Dolor de uno que es dolor de todos
El accidente de Diego Ochoa recordó lo clave que es la seguridad social en el ciclismo.
Cuando los auxiliares del equipo lo recogieron tras la caída fueron presa del espanto, porque el rostro de Diego Ochoa se perdió en un mar de sangre.
El pedalista boyacense, que minutos antes había quedado rezagado debido a un enredón, trataba de volver al grupo principal, pero un hueco, a cuatro kilómetros de la meta en Montería, lo recibió cruel, para dejarlo tendido en el piso, casi al borde del nocaut.
Ese fue el comienzo de la historia vivida en el reciente Clásico RCN-Claro, en el que el pedalista de la escuadra 4-72 sufrió un delicado accidente, el que terminó con una operación de reconstrucción facial y la estabilización de la mandíbula, tras sufrir fractura del maxilar superior y del surco del filtrum.

[EJERCICIOS POR RESOLVER]:
(a) Según el documento fuente, ¿a cuántos kilómetros de la meta estaba el hueco en el que cayó Diego Ochoa?
(b) Resume el documento fuente en dos oraciones.
(c) Por favor, extrae del documento fuente el fragmento que empieza con las palabras que contienen "Cuando los auxiliares" y termina con "surco del filtrum.".
Las líneas no guardan relación con el documento fuente.

[DATOS MOSTRADOS]:
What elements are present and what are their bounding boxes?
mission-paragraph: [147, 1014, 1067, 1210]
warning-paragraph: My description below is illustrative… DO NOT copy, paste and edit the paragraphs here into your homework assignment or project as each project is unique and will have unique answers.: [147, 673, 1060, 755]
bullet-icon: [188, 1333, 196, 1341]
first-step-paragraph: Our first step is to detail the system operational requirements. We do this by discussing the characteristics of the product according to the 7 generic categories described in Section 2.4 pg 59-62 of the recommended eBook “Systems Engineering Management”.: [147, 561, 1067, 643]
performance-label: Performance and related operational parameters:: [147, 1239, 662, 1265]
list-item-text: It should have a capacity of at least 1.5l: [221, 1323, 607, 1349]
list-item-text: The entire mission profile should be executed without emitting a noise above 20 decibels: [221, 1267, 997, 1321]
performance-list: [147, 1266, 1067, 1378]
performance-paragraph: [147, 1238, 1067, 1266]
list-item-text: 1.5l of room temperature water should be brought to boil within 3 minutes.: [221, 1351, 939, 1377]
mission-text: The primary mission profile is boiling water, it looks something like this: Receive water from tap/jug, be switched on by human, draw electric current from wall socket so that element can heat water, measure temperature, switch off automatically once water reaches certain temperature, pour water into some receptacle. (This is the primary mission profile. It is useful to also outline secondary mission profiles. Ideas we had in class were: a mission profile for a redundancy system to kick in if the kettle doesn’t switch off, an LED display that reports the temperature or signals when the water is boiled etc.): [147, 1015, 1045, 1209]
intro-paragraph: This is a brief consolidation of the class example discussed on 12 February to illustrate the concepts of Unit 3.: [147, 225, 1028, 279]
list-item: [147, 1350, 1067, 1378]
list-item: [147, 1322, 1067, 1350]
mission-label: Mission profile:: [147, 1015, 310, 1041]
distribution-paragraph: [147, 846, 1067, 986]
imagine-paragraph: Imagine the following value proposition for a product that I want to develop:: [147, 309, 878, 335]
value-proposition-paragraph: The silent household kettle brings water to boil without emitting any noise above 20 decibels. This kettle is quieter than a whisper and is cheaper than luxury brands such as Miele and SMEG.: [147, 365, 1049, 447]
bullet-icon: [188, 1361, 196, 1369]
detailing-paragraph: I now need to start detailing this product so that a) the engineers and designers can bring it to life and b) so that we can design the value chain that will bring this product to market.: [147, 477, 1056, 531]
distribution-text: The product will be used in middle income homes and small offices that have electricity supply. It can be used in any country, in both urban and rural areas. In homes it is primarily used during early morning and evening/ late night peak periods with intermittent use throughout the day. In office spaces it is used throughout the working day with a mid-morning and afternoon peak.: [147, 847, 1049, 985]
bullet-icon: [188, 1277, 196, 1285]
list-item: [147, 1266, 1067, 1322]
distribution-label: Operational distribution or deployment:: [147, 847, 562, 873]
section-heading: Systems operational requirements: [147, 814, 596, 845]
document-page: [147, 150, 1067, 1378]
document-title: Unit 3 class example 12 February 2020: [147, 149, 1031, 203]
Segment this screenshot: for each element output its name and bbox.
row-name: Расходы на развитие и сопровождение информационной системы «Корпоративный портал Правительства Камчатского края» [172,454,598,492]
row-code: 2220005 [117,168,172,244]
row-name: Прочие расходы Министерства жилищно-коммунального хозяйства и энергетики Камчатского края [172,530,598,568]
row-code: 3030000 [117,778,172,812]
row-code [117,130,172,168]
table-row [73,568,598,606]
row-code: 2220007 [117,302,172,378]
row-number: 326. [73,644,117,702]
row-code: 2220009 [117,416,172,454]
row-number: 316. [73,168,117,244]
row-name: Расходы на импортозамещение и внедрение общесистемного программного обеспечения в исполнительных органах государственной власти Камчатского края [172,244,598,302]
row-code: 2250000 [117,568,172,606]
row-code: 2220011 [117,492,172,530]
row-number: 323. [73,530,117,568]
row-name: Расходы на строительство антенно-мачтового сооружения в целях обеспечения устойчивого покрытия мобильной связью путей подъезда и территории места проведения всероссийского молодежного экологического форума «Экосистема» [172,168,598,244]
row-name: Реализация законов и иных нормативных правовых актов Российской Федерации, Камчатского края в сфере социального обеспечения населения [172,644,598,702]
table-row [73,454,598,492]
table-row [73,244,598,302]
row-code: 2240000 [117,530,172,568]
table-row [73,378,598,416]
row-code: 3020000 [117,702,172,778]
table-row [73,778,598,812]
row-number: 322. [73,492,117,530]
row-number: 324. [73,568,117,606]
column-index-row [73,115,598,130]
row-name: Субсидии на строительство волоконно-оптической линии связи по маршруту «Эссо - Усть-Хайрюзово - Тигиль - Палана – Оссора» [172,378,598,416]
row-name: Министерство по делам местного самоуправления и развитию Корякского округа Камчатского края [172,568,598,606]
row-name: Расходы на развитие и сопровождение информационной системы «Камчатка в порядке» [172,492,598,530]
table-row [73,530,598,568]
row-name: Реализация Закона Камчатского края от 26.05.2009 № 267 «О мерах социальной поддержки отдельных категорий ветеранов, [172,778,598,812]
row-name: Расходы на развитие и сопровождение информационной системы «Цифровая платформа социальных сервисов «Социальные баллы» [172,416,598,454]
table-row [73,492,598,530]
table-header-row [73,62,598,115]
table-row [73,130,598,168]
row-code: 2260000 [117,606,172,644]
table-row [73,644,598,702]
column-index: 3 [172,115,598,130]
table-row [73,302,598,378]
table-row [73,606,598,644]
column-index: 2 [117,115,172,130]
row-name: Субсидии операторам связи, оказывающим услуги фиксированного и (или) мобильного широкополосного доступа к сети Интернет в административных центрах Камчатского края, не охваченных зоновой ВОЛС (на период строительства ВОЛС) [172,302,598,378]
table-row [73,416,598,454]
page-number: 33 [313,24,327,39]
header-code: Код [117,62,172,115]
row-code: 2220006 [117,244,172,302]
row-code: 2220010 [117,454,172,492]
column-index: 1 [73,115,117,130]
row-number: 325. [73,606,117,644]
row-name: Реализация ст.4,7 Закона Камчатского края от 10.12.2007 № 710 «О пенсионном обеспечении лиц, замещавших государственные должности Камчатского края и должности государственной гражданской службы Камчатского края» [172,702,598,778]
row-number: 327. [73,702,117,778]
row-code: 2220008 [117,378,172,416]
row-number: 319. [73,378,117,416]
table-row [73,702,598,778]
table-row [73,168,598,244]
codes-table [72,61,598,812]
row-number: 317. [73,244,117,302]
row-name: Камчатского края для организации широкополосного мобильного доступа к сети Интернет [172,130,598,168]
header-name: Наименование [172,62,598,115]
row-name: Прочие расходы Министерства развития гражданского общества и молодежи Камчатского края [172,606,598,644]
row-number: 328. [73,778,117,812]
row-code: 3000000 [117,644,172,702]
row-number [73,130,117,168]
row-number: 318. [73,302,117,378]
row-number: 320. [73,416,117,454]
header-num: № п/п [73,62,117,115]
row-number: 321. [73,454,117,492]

[RESPUESTAS POR ÍTEM]:
(a) A cuatro kilómetros de la meta en Montería.

(b) En el Clásico RCN-Claro, el pedalista boyacense Diego Ochoa, de la escuadra 4-72, cayó en un hueco a cuatro kilómetros de la meta en Montería mientras trataba de volver al grupo principal. Sufrió fractura del maxilar superior y del surco del filtrum, y el accidente terminó con una operación de reconstrucción facial y la estabilización de la mandíbula.

(c)
Cuando los auxiliares del equipo lo recogieron tras la caída fueron presa del espanto, porque el rostro de Diego Ochoa se perdió en un mar de sangre.
El pedalista boyacense, que minutos antes había quedado rezagado debido a un enredón, trataba de volver al grupo principal, pero un hueco, a cuatro kilómetros de la meta en Montería, lo recibió cruel, para dejarlo tendido en el piso, casi al borde del nocaut.
Ese fue el comienzo de la historia vivida en el reciente Clásico RCN-Claro, en el que el pedalista de la escuadra 4-72 sufrió un delicado accidente, el que terminó con una operación de reconstrucción facial y la estabilización de la mandíbula, tras sufrir fractura del maxilar superior y del surco del filtrum.